— TASK PROMPT —
Select each line where the word "conservation" appears.

— Collected data entries —
— BEGIN —

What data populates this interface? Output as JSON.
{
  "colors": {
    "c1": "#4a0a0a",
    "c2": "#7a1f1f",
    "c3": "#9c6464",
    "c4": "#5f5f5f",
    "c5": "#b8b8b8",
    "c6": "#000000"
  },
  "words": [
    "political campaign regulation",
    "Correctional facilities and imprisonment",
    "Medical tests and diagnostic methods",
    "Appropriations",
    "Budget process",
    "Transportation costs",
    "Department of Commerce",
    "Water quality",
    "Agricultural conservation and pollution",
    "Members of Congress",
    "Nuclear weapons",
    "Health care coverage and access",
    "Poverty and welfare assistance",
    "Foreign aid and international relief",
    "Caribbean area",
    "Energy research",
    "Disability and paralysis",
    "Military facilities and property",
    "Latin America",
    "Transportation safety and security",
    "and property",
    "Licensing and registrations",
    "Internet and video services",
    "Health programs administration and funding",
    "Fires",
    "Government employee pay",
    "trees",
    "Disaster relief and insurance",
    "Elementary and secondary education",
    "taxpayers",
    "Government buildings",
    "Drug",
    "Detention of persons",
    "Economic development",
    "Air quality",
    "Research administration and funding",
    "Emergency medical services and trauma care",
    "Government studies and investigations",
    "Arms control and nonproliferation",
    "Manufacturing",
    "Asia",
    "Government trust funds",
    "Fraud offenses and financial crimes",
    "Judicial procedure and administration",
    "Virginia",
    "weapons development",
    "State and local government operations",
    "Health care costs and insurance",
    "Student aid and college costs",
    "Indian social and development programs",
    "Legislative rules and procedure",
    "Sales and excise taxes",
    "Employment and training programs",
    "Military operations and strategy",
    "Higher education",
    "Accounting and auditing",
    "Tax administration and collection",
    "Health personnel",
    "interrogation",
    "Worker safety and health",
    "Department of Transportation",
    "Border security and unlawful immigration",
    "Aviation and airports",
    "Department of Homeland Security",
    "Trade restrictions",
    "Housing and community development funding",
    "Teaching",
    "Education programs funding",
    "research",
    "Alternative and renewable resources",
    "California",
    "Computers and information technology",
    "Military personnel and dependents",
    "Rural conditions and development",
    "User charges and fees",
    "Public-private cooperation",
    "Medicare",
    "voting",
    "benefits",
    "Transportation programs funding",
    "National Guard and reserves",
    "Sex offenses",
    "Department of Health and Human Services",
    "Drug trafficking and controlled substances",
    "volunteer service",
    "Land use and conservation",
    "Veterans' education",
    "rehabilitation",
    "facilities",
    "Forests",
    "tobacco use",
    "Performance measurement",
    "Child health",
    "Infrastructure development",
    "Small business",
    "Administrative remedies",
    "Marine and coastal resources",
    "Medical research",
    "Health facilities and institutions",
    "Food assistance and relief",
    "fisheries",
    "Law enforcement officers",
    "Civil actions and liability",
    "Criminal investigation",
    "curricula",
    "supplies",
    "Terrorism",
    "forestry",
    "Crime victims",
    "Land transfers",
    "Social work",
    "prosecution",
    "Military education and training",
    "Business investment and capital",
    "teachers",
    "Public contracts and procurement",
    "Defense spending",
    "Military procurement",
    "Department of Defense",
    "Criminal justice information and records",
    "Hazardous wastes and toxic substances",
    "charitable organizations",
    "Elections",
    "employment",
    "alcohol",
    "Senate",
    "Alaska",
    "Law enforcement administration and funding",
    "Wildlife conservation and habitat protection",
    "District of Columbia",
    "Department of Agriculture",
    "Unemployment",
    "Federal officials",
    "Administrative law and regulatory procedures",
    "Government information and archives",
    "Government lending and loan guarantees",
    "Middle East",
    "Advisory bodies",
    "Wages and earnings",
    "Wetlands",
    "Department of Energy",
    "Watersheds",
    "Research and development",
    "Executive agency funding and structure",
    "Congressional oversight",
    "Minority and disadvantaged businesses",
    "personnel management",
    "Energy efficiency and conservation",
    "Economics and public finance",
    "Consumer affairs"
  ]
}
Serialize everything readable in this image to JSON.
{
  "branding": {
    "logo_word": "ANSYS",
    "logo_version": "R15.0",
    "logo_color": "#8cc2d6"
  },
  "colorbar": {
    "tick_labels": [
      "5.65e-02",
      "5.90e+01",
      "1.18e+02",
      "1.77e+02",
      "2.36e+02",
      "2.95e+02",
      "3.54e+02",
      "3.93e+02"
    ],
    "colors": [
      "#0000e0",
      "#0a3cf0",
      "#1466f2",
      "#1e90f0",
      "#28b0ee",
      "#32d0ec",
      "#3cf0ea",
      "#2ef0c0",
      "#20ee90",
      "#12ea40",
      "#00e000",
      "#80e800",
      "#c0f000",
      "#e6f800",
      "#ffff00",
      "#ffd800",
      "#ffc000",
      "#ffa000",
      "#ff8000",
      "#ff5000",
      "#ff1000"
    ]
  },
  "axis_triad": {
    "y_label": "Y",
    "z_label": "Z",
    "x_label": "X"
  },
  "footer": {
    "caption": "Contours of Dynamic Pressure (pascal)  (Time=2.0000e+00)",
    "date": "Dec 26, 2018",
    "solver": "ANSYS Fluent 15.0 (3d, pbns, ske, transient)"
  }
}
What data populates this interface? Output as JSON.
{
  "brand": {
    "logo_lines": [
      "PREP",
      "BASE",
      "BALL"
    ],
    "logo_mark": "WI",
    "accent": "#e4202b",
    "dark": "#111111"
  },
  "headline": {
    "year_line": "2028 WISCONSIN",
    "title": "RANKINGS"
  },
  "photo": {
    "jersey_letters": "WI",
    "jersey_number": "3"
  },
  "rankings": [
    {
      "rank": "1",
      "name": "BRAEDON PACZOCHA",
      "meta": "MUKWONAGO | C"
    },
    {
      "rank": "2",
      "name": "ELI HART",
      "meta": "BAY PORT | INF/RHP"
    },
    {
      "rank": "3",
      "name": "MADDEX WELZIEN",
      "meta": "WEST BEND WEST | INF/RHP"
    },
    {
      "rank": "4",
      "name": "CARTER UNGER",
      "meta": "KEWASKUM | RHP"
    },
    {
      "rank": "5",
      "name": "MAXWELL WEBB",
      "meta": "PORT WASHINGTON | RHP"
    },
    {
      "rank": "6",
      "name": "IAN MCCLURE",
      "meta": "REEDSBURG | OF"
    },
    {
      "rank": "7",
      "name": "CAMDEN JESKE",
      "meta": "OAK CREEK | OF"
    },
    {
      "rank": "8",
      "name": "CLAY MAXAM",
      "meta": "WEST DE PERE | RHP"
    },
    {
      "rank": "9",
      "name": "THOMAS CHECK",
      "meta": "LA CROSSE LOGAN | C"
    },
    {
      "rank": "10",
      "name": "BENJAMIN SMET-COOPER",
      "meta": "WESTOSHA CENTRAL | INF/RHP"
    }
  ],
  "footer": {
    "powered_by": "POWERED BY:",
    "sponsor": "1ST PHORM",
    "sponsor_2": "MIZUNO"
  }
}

— END —

— OUTPUT FOR THIS TASK —
    "Agricultural conservation and pollution",
    "Land use and conservation",
    "Wildlife conservation and habitat protection",
    "Energy efficiency and conservation",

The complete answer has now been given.